To do: Write out each record below exactly as it appears, with no pictures.

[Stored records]

———

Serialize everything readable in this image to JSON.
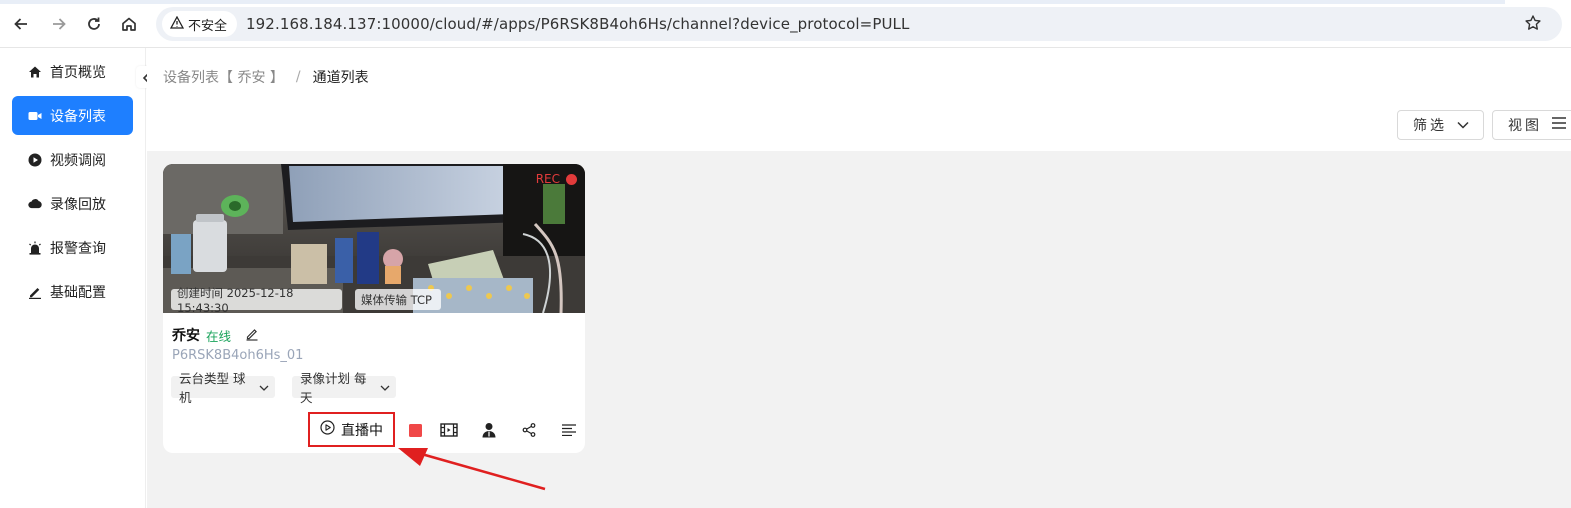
{
  "browser": {
    "security_label": "不安全",
    "url": "192.168.184.137:10000/cloud/#/apps/P6RSK8B4oh6Hs/channel?device_protocol=PULL"
  },
  "sidebar": {
    "items": [
      {
        "label": "首页概览",
        "icon": "home-icon",
        "active": false
      },
      {
        "label": "设备列表",
        "icon": "camera-icon",
        "active": true
      },
      {
        "label": "视频调阅",
        "icon": "play-circle-icon",
        "active": false
      },
      {
        "label": "录像回放",
        "icon": "cloud-icon",
        "active": false
      },
      {
        "label": "报警查询",
        "icon": "alarm-icon",
        "active": false
      },
      {
        "label": "基础配置",
        "icon": "edit-icon",
        "active": false
      }
    ]
  },
  "breadcrumb": {
    "parent": "设备列表【 乔安 】",
    "separator": "/",
    "current": "通道列表"
  },
  "toolbar": {
    "filter_label": "筛选",
    "view_label": "视图"
  },
  "card": {
    "rec_label": "REC",
    "created_tag": "创建时间 2025-12-18 15:43:30",
    "transport_tag": "媒体传输 TCP",
    "name": "乔安",
    "status": "在线",
    "channel_id": "P6RSK8B4oh6Hs_01",
    "ptz_label": "云台类型 球机",
    "record_plan_label": "录像计划 每天",
    "live_label": "直播中"
  },
  "colors": {
    "accent": "#1e7fff",
    "online": "#19a35b",
    "highlight": "#e02020",
    "rec": "#e23b3b"
  }
}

———

Finished exercise:
Serialize everything readable in this image to JSON.
{
  "browser": {
    "security_label": "不安全",
    "url": "192.168.184.137:10000/cloud/#/apps/P6RSK8B4oh6Hs/channel?device_protocol=PULL"
  },
  "sidebar": {
    "items": [
      {
        "label": "首页概览",
        "icon": "home-icon",
        "active": false
      },
      {
        "label": "设备列表",
        "icon": "camera-icon",
        "active": true
      },
      {
        "label": "视频调阅",
        "icon": "play-circle-icon",
        "active": false
      },
      {
        "label": "录像回放",
        "icon": "cloud-icon",
        "active": false
      },
      {
        "label": "报警查询",
        "icon": "alarm-icon",
        "active": false
      },
      {
        "label": "基础配置",
        "icon": "edit-icon",
        "active": false
      }
    ]
  },
  "breadcrumb": {
    "parent": "设备列表【 乔安 】",
    "separator": "/",
    "current": "通道列表"
  },
  "toolbar": {
    "filter_label": "筛选",
    "view_label": "视图"
  },
  "card": {
    "rec_label": "REC",
    "created_tag": "创建时间 2025-12-18 15:43:30",
    "transport_tag": "媒体传输 TCP",
    "name": "乔安",
    "status": "在线",
    "channel_id": "P6RSK8B4oh6Hs_01",
    "ptz_label": "云台类型 球机",
    "record_plan_label": "录像计划 每天",
    "live_label": "直播中"
  },
  "colors": {
    "accent": "#1e7fff",
    "online": "#19a35b",
    "highlight": "#e02020",
    "rec": "#e23b3b"
  }
}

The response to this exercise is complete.